--- Do this ---
Please restate the following records word for word.

--- Data entries ---
----
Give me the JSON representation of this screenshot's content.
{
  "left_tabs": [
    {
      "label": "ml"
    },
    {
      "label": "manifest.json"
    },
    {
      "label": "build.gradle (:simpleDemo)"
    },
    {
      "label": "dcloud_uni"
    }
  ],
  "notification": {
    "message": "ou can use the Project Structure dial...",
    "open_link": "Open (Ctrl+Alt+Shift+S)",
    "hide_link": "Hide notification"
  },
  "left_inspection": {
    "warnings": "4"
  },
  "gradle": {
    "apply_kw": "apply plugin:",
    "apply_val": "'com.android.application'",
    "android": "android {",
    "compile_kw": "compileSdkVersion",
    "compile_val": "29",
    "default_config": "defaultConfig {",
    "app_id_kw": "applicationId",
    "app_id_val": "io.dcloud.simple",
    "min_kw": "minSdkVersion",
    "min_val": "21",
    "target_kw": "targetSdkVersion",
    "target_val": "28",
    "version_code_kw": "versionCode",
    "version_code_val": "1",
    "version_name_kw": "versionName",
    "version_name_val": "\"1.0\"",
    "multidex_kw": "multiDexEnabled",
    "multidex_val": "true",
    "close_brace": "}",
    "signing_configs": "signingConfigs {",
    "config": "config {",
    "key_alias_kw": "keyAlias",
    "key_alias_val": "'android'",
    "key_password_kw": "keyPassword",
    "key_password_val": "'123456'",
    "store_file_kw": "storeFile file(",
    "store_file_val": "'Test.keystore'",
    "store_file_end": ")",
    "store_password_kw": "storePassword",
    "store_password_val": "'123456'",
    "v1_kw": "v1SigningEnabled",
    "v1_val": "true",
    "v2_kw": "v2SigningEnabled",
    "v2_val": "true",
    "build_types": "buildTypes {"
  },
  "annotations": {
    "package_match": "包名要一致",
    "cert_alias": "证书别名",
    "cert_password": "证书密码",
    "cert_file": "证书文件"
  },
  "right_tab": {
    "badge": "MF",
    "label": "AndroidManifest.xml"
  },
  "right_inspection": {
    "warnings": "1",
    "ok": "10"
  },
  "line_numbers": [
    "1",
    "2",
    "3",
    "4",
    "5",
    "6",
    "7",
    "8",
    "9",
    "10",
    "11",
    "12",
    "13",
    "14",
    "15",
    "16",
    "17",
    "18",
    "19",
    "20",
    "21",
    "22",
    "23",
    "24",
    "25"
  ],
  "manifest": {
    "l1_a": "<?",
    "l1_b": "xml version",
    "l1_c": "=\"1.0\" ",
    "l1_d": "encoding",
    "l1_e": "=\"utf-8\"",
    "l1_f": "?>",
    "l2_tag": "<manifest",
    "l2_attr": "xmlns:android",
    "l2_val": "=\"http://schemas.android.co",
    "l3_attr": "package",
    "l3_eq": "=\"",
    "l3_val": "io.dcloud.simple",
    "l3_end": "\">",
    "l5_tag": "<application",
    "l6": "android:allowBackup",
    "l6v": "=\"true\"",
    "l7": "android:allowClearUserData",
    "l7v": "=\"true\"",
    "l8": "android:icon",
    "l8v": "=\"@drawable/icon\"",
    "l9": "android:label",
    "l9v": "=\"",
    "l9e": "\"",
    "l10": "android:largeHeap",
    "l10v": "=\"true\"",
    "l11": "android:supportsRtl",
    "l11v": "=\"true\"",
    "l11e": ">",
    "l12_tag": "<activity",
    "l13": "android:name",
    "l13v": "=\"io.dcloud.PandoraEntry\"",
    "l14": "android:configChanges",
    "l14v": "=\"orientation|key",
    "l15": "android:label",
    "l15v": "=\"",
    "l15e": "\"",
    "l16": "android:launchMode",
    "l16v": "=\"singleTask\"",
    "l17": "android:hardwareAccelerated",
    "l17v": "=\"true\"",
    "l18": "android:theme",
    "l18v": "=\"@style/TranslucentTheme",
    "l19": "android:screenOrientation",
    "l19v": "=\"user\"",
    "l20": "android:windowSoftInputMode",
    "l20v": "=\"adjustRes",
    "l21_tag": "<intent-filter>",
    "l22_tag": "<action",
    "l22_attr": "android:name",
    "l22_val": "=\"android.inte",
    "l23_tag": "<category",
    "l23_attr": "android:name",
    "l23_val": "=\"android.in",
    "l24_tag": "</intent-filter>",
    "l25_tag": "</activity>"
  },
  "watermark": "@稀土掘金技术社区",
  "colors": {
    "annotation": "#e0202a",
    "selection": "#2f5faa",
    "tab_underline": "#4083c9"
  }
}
----
--- Right answer ---
Give me the JSON representation of this screenshot's content.
{
  "left_tabs": [
    {
      "label": "ml"
    },
    {
      "label": "manifest.json"
    },
    {
      "label": "build.gradle (:simpleDemo)"
    },
    {
      "label": "dcloud_uni"
    }
  ],
  "notification": {
    "message": "ou can use the Project Structure dial...",
    "open_link": "Open (Ctrl+Alt+Shift+S)",
    "hide_link": "Hide notification"
  },
  "left_inspection": {
    "warnings": "4"
  },
  "gradle": {
    "apply_kw": "apply plugin:",
    "apply_val": "'com.android.application'",
    "android": "android {",
    "compile_kw": "compileSdkVersion",
    "compile_val": "29",
    "default_config": "defaultConfig {",
    "app_id_kw": "applicationId",
    "app_id_val": "io.dcloud.simple",
    "min_kw": "minSdkVersion",
    "min_val": "21",
    "target_kw": "targetSdkVersion",
    "target_val": "28",
    "version_code_kw": "versionCode",
    "version_code_val": "1",
    "version_name_kw": "versionName",
    "version_name_val": "\"1.0\"",
    "multidex_kw": "multiDexEnabled",
    "multidex_val": "true",
    "close_brace": "}",
    "signing_configs": "signingConfigs {",
    "config": "config {",
    "key_alias_kw": "keyAlias",
    "key_alias_val": "'android'",
    "key_password_kw": "keyPassword",
    "key_password_val": "'123456'",
    "store_file_kw": "storeFile file(",
    "store_file_val": "'Test.keystore'",
    "store_file_end": ")",
    "store_password_kw": "storePassword",
    "store_password_val": "'123456'",
    "v1_kw": "v1SigningEnabled",
    "v1_val": "true",
    "v2_kw": "v2SigningEnabled",
    "v2_val": "true",
    "build_types": "buildTypes {"
  },
  "annotations": {
    "package_match": "包名要一致",
    "cert_alias": "证书别名",
    "cert_password": "证书密码",
    "cert_file": "证书文件"
  },
  "right_tab": {
    "badge": "MF",
    "label": "AndroidManifest.xml"
  },
  "right_inspection": {
    "warnings": "1",
    "ok": "10"
  },
  "line_numbers": [
    "1",
    "2",
    "3",
    "4",
    "5",
    "6",
    "7",
    "8",
    "9",
    "10",
    "11",
    "12",
    "13",
    "14",
    "15",
    "16",
    "17",
    "18",
    "19",
    "20",
    "21",
    "22",
    "23",
    "24",
    "25"
  ],
  "manifest": {
    "l1_a": "<?",
    "l1_b": "xml version",
    "l1_c": "=\"1.0\" ",
    "l1_d": "encoding",
    "l1_e": "=\"utf-8\"",
    "l1_f": "?>",
    "l2_tag": "<manifest",
    "l2_attr": "xmlns:android",
    "l2_val": "=\"http://schemas.android.co",
    "l3_attr": "package",
    "l3_eq": "=\"",
    "l3_val": "io.dcloud.simple",
    "l3_end": "\">",
    "l5_tag": "<application",
    "l6": "android:allowBackup",
    "l6v": "=\"true\"",
    "l7": "android:allowClearUserData",
    "l7v": "=\"true\"",
    "l8": "android:icon",
    "l8v": "=\"@drawable/icon\"",
    "l9": "android:label",
    "l9v": "=\"",
    "l9e": "\"",
    "l10": "android:largeHeap",
    "l10v": "=\"true\"",
    "l11": "android:supportsRtl",
    "l11v": "=\"true\"",
    "l11e": ">",
    "l12_tag": "<activity",
    "l13": "android:name",
    "l13v": "=\"io.dcloud.PandoraEntry\"",
    "l14": "android:configChanges",
    "l14v": "=\"orientation|key",
    "l15": "android:label",
    "l15v": "=\"",
    "l15e": "\"",
    "l16": "android:launchMode",
    "l16v": "=\"singleTask\"",
    "l17": "android:hardwareAccelerated",
    "l17v": "=\"true\"",
    "l18": "android:theme",
    "l18v": "=\"@style/TranslucentTheme",
    "l19": "android:screenOrientation",
    "l19v": "=\"user\"",
    "l20": "android:windowSoftInputMode",
    "l20v": "=\"adjustRes",
    "l21_tag": "<intent-filter>",
    "l22_tag": "<action",
    "l22_attr": "android:name",
    "l22_val": "=\"android.inte",
    "l23_tag": "<category",
    "l23_attr": "android:name",
    "l23_val": "=\"android.in",
    "l24_tag": "</intent-filter>",
    "l25_tag": "</activity>"
  },
  "watermark": "@稀土掘金技术社区",
  "colors": {
    "annotation": "#e0202a",
    "selection": "#2f5faa",
    "tab_underline": "#4083c9"
  }
}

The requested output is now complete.